### REQUISITOS DE TAREAS
[a] Responde estas preguntas según el fragmento sobre el desamor:
(i) ¿Por qué se desvaneció aquello?
(ii) ¿En qué se parece la hija a quien narra?
(iii) ¿Con quién no tiene nada que ver el marido?
[b] Escribe lo que sigue al fragmento sobre el desamor, a partir de su última frase.

### TEXTO EXTRAÍDO
_ _ _

Luego aquello se desvaneció, porque mi carácter no soporta no obtener lo que busca por demasiado tiempo. En eso mi hija se parece a mí, arde pero pronto se convierte en una ceniza más resignada y más sensata.

¿Por qué dejé de quererle? ¿Qué pasó para que llegara otro, y otro luego, y después mi marido, que nada tiene que ver con Lucas, y al que a veces amo con la sombra de aquella intensidad, y otras miro con absoluta indiferenc­ia, como si fuera una parte de mi cuerpo que no acaba de complacerm­e?

_ _ _

### DATOS PARA EXAMINAR

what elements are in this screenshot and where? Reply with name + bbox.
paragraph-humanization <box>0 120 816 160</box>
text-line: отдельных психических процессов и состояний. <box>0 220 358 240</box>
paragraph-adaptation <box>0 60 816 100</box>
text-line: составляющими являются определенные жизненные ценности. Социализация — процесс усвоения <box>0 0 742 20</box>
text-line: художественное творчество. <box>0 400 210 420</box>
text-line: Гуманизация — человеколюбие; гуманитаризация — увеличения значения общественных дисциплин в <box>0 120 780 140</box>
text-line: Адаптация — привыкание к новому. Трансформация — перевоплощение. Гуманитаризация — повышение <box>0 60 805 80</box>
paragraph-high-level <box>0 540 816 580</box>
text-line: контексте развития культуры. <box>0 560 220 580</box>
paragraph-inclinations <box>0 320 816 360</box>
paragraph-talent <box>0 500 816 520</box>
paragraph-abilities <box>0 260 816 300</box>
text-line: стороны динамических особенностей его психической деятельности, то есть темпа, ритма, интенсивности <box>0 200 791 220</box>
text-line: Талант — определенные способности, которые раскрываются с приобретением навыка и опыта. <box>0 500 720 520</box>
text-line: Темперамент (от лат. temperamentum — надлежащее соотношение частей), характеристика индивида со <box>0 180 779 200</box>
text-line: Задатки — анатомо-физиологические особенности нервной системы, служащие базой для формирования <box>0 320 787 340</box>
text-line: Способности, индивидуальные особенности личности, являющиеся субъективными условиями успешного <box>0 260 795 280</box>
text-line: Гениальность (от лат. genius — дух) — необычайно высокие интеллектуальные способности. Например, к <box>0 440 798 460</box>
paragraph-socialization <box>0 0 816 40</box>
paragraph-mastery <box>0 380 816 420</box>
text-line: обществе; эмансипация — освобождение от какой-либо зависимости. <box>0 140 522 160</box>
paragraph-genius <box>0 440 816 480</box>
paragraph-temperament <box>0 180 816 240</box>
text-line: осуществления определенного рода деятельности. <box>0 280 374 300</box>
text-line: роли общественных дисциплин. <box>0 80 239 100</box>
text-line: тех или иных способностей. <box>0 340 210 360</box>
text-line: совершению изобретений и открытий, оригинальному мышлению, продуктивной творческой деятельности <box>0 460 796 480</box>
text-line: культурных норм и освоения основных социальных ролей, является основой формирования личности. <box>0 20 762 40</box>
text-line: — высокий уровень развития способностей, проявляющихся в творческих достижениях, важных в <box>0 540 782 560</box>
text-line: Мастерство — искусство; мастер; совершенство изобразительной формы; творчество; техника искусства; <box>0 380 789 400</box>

_ _ _

### RESULTADOS DE TAREAS
[a]
(i) Porque el carácter de quien narra no soporta no obtener lo que busca por demasiado tiempo.
(ii) Arde, pero pronto se convierte en una ceniza más resignada y más sensata.
(iii) Con Lucas.

[b]
Veo a la niña y creo que, sin contarle nada de esto, podría aún preparar un reencuentr­o con su complicida­d. Ella no sabe, pero intuye algo, sueña todo, adivina lo venidero. Ella es mi cómplice, mi amiga, la carne que hemos modelado su padre y yo lo mejor que hemos sabido. Le emocionarí­a escogerme un vestido (ya se le ha pasado la pasión por el rosa, sería azul, o negro, acaba de descubrir el negro y ya ha comenzado a pintarse las uñas de muerto), y peinarme para probar cómo me queda un recogido, y acompañarm­e a que me pruebe zapatos, que le fascinan. Soy su muñeca, a veces, (todos lo somos, incluido su hermano, el pobre, al que tortura con el infinito esmero que solo despliegan las hermanas mayores con los cachorros que aman) y esta sería su obra maestra, como ella es la mía. –Tienes, tienes, tienes. ¡Mamá! Tienes. ahí está la fantasía, la posibilida­d, vernos, verle, que me vean, gritar alto en qué me he convertido, disfrutar de sus éxitos (sé que lo haré, no soy una persona mezquina) y llorar a los que ya faltan, que en 20 años son muchos. Podría subirme el cabello sobre la nuca, y ponerme un vestido negro y unas sandalias brillantes, y bailar, y reír, y coquetear, y darle una oportunida­d a ese encuentro, el verano, el pasado, el presente, lo que fuimos, lo que soñamos. Un paréntesis en una vida que ha sido siempre formal y sensata, una locura, una oportunida­d... Sí, puede que lo haga. O puede, lo más probable, que no.